**Your task**: Copy out each line of the material in which the word "this" appears.

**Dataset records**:
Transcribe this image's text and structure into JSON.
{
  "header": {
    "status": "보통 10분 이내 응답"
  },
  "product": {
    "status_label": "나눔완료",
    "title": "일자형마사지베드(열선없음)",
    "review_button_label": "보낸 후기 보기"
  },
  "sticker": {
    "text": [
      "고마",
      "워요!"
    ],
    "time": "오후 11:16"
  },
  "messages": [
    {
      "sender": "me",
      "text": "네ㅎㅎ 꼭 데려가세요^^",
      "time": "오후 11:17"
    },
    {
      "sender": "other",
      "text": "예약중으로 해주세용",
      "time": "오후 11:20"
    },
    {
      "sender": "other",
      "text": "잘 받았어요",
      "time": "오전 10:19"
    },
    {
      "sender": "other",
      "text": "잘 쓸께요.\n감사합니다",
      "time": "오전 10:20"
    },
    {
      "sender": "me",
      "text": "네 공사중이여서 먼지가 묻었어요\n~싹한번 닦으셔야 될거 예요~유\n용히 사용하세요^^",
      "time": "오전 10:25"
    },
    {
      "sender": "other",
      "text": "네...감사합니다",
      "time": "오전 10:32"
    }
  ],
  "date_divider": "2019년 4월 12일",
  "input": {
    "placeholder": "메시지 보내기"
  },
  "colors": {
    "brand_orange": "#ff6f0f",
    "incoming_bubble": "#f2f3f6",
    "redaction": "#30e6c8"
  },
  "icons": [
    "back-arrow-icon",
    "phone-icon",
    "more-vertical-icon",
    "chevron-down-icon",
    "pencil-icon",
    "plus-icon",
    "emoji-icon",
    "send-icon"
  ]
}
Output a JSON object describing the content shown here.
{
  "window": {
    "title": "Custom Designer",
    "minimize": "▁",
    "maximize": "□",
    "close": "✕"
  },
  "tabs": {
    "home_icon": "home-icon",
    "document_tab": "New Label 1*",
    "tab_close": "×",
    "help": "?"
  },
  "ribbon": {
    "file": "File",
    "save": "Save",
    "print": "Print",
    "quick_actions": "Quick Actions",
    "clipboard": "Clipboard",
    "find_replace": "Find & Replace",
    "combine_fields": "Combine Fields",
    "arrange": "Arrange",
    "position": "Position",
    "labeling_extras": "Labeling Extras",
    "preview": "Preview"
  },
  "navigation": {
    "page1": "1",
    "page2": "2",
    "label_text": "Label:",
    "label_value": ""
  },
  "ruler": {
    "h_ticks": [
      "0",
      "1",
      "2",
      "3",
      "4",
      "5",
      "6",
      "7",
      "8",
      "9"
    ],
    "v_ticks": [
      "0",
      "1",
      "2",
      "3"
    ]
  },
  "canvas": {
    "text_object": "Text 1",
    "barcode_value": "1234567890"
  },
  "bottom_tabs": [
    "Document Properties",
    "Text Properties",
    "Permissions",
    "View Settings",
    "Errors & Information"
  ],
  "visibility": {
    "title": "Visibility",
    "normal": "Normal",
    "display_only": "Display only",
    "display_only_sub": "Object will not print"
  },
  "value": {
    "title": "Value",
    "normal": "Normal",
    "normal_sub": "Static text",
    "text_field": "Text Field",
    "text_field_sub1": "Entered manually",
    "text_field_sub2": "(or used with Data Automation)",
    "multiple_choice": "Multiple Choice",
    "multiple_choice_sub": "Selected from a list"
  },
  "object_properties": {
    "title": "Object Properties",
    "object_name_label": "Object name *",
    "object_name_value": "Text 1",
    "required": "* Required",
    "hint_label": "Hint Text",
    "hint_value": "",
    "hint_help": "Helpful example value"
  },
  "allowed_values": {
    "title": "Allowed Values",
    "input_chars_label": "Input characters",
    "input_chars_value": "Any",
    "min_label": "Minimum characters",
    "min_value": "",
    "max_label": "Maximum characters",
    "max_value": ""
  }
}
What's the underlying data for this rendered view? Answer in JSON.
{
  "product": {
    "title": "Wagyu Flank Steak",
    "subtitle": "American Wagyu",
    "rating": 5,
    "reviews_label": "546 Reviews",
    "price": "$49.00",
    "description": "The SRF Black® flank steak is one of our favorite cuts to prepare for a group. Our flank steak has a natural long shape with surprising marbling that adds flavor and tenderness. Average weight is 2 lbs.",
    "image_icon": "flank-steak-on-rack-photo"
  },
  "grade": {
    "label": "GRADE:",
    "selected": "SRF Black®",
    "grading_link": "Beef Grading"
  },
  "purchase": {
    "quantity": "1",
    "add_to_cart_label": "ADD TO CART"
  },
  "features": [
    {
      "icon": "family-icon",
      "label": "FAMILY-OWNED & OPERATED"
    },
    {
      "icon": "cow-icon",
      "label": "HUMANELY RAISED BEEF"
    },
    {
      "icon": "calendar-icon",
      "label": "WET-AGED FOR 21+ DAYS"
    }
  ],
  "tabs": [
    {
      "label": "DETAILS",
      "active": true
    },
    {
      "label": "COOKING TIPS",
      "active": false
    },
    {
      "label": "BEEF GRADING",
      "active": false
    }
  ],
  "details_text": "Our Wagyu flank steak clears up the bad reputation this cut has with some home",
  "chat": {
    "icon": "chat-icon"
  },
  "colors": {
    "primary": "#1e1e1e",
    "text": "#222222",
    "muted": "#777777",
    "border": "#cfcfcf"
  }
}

**The reply**:
Transcribe this image's text and structure into JSON.
What's the underlying data for this rendered view? Answer in JSON.
  "details_text": "Our Wagyu flank steak clears up the bad reputation this cut has with some home",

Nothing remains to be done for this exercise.